===== Data in this exercise =====
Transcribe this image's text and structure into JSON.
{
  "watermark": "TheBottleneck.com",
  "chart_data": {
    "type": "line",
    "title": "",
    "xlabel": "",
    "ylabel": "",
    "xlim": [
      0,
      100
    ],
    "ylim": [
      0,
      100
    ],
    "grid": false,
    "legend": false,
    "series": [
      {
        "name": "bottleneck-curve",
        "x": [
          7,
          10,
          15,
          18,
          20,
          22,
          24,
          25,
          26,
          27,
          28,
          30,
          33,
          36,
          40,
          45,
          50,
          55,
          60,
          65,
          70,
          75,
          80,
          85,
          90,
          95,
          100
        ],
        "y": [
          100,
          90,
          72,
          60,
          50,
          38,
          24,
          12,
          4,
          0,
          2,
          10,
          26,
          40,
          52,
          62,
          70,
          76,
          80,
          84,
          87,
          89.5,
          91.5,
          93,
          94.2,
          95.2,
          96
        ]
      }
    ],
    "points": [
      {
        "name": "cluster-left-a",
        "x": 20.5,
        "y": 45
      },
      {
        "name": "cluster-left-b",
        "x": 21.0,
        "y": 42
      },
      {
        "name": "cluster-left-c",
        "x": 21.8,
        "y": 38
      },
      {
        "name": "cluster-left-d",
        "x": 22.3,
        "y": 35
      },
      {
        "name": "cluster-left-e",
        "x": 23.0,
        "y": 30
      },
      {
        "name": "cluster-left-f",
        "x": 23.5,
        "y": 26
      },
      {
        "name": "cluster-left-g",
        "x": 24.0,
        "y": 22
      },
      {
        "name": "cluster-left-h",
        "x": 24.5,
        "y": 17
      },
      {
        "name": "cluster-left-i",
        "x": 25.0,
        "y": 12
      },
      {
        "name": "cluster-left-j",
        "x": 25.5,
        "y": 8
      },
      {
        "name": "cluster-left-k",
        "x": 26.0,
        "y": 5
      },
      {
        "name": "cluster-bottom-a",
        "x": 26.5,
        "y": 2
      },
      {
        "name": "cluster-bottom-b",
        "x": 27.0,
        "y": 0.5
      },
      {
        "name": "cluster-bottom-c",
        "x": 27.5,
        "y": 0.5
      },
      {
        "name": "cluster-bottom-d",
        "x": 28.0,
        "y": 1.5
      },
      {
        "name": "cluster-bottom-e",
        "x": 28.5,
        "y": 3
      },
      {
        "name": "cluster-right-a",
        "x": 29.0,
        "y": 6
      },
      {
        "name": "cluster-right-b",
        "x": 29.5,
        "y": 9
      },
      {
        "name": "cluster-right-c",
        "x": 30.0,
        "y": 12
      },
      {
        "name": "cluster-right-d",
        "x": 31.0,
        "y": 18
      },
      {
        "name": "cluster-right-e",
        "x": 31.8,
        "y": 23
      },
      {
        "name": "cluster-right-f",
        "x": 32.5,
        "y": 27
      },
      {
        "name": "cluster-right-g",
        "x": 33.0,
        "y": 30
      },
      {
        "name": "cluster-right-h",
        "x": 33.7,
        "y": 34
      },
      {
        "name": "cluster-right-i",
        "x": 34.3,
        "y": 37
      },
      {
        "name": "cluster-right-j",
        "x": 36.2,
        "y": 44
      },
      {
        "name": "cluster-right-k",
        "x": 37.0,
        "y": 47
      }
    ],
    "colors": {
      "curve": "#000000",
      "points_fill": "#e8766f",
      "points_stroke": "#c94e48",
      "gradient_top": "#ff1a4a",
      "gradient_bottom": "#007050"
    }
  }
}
=====
## Set exercise
Reproduce the material above, every line of it, exactly.

## Solution for this exercise
Transcribe this image's text and structure into JSON.
{
  "watermark": "TheBottleneck.com",
  "chart_data": {
    "type": "line",
    "title": "",
    "xlabel": "",
    "ylabel": "",
    "xlim": [
      0,
      100
    ],
    "ylim": [
      0,
      100
    ],
    "grid": false,
    "legend": false,
    "series": [
      {
        "name": "bottleneck-curve",
        "x": [
          7,
          10,
          15,
          18,
          20,
          22,
          24,
          25,
          26,
          27,
          28,
          30,
          33,
          36,
          40,
          45,
          50,
          55,
          60,
          65,
          70,
          75,
          80,
          85,
          90,
          95,
          100
        ],
        "y": [
          100,
          90,
          72,
          60,
          50,
          38,
          24,
          12,
          4,
          0,
          2,
          10,
          26,
          40,
          52,
          62,
          70,
          76,
          80,
          84,
          87,
          89.5,
          91.5,
          93,
          94.2,
          95.2,
          96
        ]
      }
    ],
    "points": [
      {
        "name": "cluster-left-a",
        "x": 20.5,
        "y": 45
      },
      {
        "name": "cluster-left-b",
        "x": 21.0,
        "y": 42
      },
      {
        "name": "cluster-left-c",
        "x": 21.8,
        "y": 38
      },
      {
        "name": "cluster-left-d",
        "x": 22.3,
        "y": 35
      },
      {
        "name": "cluster-left-e",
        "x": 23.0,
        "y": 30
      },
      {
        "name": "cluster-left-f",
        "x": 23.5,
        "y": 26
      },
      {
        "name": "cluster-left-g",
        "x": 24.0,
        "y": 22
      },
      {
        "name": "cluster-left-h",
        "x": 24.5,
        "y": 17
      },
      {
        "name": "cluster-left-i",
        "x": 25.0,
        "y": 12
      },
      {
        "name": "cluster-left-j",
        "x": 25.5,
        "y": 8
      },
      {
        "name": "cluster-left-k",
        "x": 26.0,
        "y": 5
      },
      {
        "name": "cluster-bottom-a",
        "x": 26.5,
        "y": 2
      },
      {
        "name": "cluster-bottom-b",
        "x": 27.0,
        "y": 0.5
      },
      {
        "name": "cluster-bottom-c",
        "x": 27.5,
        "y": 0.5
      },
      {
        "name": "cluster-bottom-d",
        "x": 28.0,
        "y": 1.5
      },
      {
        "name": "cluster-bottom-e",
        "x": 28.5,
        "y": 3
      },
      {
        "name": "cluster-right-a",
        "x": 29.0,
        "y": 6
      },
      {
        "name": "cluster-right-b",
        "x": 29.5,
        "y": 9
      },
      {
        "name": "cluster-right-c",
        "x": 30.0,
        "y": 12
      },
      {
        "name": "cluster-right-d",
        "x": 31.0,
        "y": 18
      },
      {
        "name": "cluster-right-e",
        "x": 31.8,
        "y": 23
      },
      {
        "name": "cluster-right-f",
        "x": 32.5,
        "y": 27
      },
      {
        "name": "cluster-right-g",
        "x": 33.0,
        "y": 30
      },
      {
        "name": "cluster-right-h",
        "x": 33.7,
        "y": 34
      },
      {
        "name": "cluster-right-i",
        "x": 34.3,
        "y": 37
      },
      {
        "name": "cluster-right-j",
        "x": 36.2,
        "y": 44
      },
      {
        "name": "cluster-right-k",
        "x": 37.0,
        "y": 47
      }
    ],
    "colors": {
      "curve": "#000000",
      "points_fill": "#e8766f",
      "points_stroke": "#c94e48",
      "gradient_top": "#ff1a4a",
      "gradient_bottom": "#007050"
    }
  }
}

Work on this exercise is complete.